Figure data in JSON:
========================================================================

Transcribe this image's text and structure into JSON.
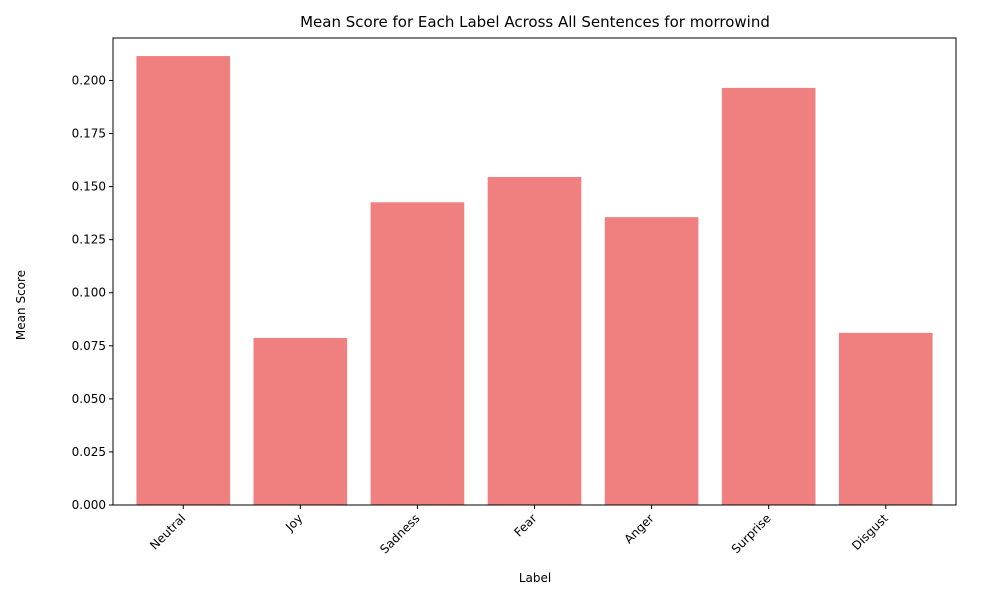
{
  "chart_data": {
    "type": "bar",
    "title": "Mean Score for Each Label Across All Sentences for morrowind",
    "xlabel": "Label",
    "ylabel": "Mean Score",
    "categories": [
      "Neutral",
      "Joy",
      "Sadness",
      "Fear",
      "Anger",
      "Surprise",
      "Disgust"
    ],
    "values": [
      0.2115,
      0.0787,
      0.1426,
      0.1545,
      0.1356,
      0.1965,
      0.0811
    ],
    "ylim": [
      0,
      0.22
    ],
    "yticks": [
      "0.000",
      "0.025",
      "0.050",
      "0.075",
      "0.100",
      "0.125",
      "0.150",
      "0.175",
      "0.200"
    ],
    "ytick_values": [
      0,
      0.025,
      0.05,
      0.075,
      0.1,
      0.125,
      0.15,
      0.175,
      0.2
    ],
    "grid": false,
    "bar_color": "#f08080",
    "x_tick_rotation_deg": 45
  }
}
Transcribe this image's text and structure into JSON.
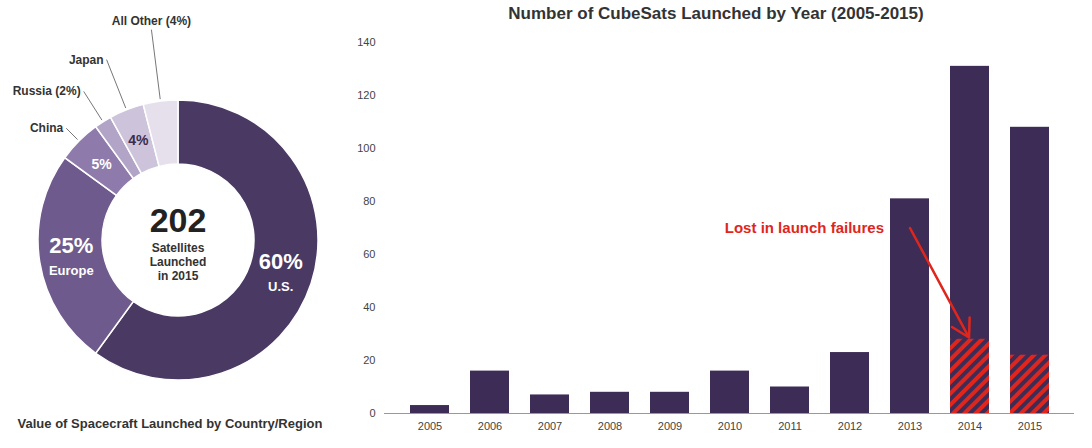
{
  "chart_data": [
    {
      "type": "donut",
      "title": "Value of Spacecraft Launched by Country/Region",
      "categories": [
        "U.S.",
        "Europe",
        "China",
        "Russia (2%)",
        "Japan",
        "All Other (4%)"
      ],
      "values": [
        60,
        25,
        5,
        2,
        4,
        4
      ],
      "value_labels": [
        "60%",
        "25%",
        "5%",
        null,
        "4%",
        null
      ],
      "data_labels": true,
      "colors": [
        "#4a3963",
        "#6e5a8c",
        "#8f7bab",
        "#b2a4c6",
        "#cdc3da",
        "#e6e0ed"
      ],
      "center_value": 202,
      "center_label": "Satellites Launched in 2015"
    },
    {
      "type": "bar",
      "title": "Number of CubeSats Launched by Year (2005-2015)",
      "categories": [
        "2005",
        "2006",
        "2007",
        "2008",
        "2009",
        "2010",
        "2011",
        "2012",
        "2013",
        "2014",
        "2015"
      ],
      "values": [
        3,
        16,
        7,
        8,
        8,
        16,
        10,
        23,
        81,
        131,
        108
      ],
      "color": "#3d2c55",
      "ylim": [
        0,
        140
      ],
      "yticks": [
        0,
        20,
        40,
        60,
        80,
        100,
        120,
        140
      ],
      "grid": false,
      "lost": {
        "name": "Lost in launch failures",
        "values": [
          null,
          null,
          null,
          null,
          null,
          null,
          null,
          null,
          null,
          28,
          22
        ],
        "color": "#e0261c"
      }
    }
  ]
}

========================================================================

**Exercise directions**:
Pick out lines containing the word "title", each one as written.

**Response to the task**:
    "title": "Mean Score for Each Label Across All Sentences for morrowind",
      "title": "Value of Spacecraft Launched by Country/Region",
      "title": "Number of CubeSats Launched by Year (2005-2015)",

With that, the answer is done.